» **CONSEGNA DELL'ESERCIZIO 1**
Puoi ricopiare alla lettera le righe, partendo dalla prima riga e arrivando alla riga che contiene "616, 245, 631]", entrambe comprese? Riporta solo quelle righe, non l'estratto.

» **ESTRATTO FORNITO**
In una recente pubblicazione dal titolo “Focus on Inequality and Growth” l’Ocse, in controtendenza con la linea economica adottata a livello europeo di cui si è spesso fatto promotore, ha sottolineato come le crescenti disuguaglianze abbiano inciso negativamente sulla crescita di molte economie negli ultimi trent’anni. Oggi infatti il 10% della popolazione più ricca guadagna 9,5 volte di più del 10% più povero, mentre negli anni ’80 il rapporto era di 7 a 1. Lo studio inoltre evidenzia che, dividendo la popolazione dei paesi Ocse in dieci fasce di reddito, l’ultimo 40% della piramide è nettamente più povero rispetto al 1980 e ciò ha avuto un impatto particolarmente negativo anche in termini di crescita macroeconomica dei paesi.

» **MATERIALE FORNITO**
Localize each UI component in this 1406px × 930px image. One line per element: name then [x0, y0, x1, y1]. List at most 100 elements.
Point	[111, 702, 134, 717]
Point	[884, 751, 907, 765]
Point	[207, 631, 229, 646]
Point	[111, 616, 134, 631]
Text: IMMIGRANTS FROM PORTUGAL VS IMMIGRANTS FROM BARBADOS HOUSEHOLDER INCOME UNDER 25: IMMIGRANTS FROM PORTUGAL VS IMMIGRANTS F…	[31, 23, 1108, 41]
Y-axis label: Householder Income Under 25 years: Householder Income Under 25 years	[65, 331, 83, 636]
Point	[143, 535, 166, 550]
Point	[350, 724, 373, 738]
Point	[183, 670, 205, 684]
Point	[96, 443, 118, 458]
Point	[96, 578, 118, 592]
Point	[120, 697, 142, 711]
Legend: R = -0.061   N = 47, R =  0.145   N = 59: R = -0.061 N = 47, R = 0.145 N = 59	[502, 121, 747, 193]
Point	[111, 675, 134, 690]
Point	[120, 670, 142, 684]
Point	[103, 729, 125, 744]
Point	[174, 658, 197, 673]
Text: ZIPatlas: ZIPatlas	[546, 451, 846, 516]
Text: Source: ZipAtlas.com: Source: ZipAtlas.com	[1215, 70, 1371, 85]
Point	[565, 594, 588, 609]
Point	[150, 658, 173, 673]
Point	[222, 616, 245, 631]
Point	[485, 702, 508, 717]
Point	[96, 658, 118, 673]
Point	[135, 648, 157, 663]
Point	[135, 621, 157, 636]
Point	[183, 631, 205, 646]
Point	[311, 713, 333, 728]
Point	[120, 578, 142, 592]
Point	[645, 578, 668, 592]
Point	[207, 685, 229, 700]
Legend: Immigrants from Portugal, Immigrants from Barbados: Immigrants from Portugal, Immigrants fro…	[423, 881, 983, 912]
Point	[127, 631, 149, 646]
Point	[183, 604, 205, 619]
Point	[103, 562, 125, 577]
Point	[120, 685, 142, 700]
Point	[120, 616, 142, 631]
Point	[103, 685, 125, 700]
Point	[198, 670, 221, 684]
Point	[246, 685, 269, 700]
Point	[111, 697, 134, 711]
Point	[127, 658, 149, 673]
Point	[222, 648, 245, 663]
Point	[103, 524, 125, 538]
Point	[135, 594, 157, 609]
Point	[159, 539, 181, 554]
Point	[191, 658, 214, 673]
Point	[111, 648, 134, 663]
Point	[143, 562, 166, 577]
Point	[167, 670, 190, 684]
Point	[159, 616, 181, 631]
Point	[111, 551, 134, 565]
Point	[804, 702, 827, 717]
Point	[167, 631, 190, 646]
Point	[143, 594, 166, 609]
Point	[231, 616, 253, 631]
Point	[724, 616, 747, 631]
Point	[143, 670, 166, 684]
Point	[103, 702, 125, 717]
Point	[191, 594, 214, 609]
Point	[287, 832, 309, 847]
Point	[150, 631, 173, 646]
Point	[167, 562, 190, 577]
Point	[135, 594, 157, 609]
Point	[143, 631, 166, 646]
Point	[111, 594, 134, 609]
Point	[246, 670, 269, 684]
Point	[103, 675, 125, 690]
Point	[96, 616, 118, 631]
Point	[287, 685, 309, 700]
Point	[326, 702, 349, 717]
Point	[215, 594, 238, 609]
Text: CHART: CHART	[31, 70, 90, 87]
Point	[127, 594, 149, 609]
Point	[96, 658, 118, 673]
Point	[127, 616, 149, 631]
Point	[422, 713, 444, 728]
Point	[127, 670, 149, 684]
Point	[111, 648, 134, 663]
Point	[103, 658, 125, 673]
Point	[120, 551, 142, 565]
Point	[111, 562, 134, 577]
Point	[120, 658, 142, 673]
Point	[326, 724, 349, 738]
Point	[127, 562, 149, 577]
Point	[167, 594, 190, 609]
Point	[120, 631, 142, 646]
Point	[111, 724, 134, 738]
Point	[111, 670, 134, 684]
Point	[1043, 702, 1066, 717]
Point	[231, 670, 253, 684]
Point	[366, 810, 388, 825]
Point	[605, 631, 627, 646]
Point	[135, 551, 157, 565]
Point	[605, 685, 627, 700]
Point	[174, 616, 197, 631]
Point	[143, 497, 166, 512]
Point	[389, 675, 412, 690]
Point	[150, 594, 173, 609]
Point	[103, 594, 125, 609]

» **CONSEGNA DELL'ESERCIZIO 2**
Rispondi in base all'estratto sulle disuguaglianze:
(a) Qual è il titolo della recente pubblicazione dell'Ocse?
(b) Quante volte di più guadagna oggi il 10% più ricco della popolazione rispetto al 10% più povero?
(c) Quale era questo rapporto negli anni '80?

» **SOLUZIONE DELL'ESERCIZIO 1**
Localize each UI component in this 1406px × 930px image. One line per element: name then [x0, y0, x1, y1]. List at most 100 elements.
Point	[111, 702, 134, 717]
Point	[884, 751, 907, 765]
Point	[207, 631, 229, 646]
Point	[111, 616, 134, 631]
Text: IMMIGRANTS FROM PORTUGAL VS IMMIGRANTS FROM BARBADOS HOUSEHOLDER INCOME UNDER 25: IMMIGRANTS FROM PORTUGAL VS IMMIGRANTS F…	[31, 23, 1108, 41]
Y-axis label: Householder Income Under 25 years: Householder Income Under 25 years	[65, 331, 83, 636]
Point	[143, 535, 166, 550]
Point	[350, 724, 373, 738]
Point	[183, 670, 205, 684]
Point	[96, 443, 118, 458]
Point	[96, 578, 118, 592]
Point	[120, 697, 142, 711]
Legend: R = -0.061   N = 47, R =  0.145   N = 59: R = -0.061 N = 47, R = 0.145 N = 59	[502, 121, 747, 193]
Point	[111, 675, 134, 690]
Point	[120, 670, 142, 684]
Point	[103, 729, 125, 744]
Point	[174, 658, 197, 673]
Text: ZIPatlas: ZIPatlas	[546, 451, 846, 516]
Text: Source: ZipAtlas.com: Source: ZipAtlas.com	[1215, 70, 1371, 85]
Point	[565, 594, 588, 609]
Point	[150, 658, 173, 673]
Point	[222, 616, 245, 631]

» **SOLUZIONE DELL'ESERCIZIO 2**
(a) "Focus on Inequality and Growth".
(b) 9,5 volte di più.
(c) 7 a 1.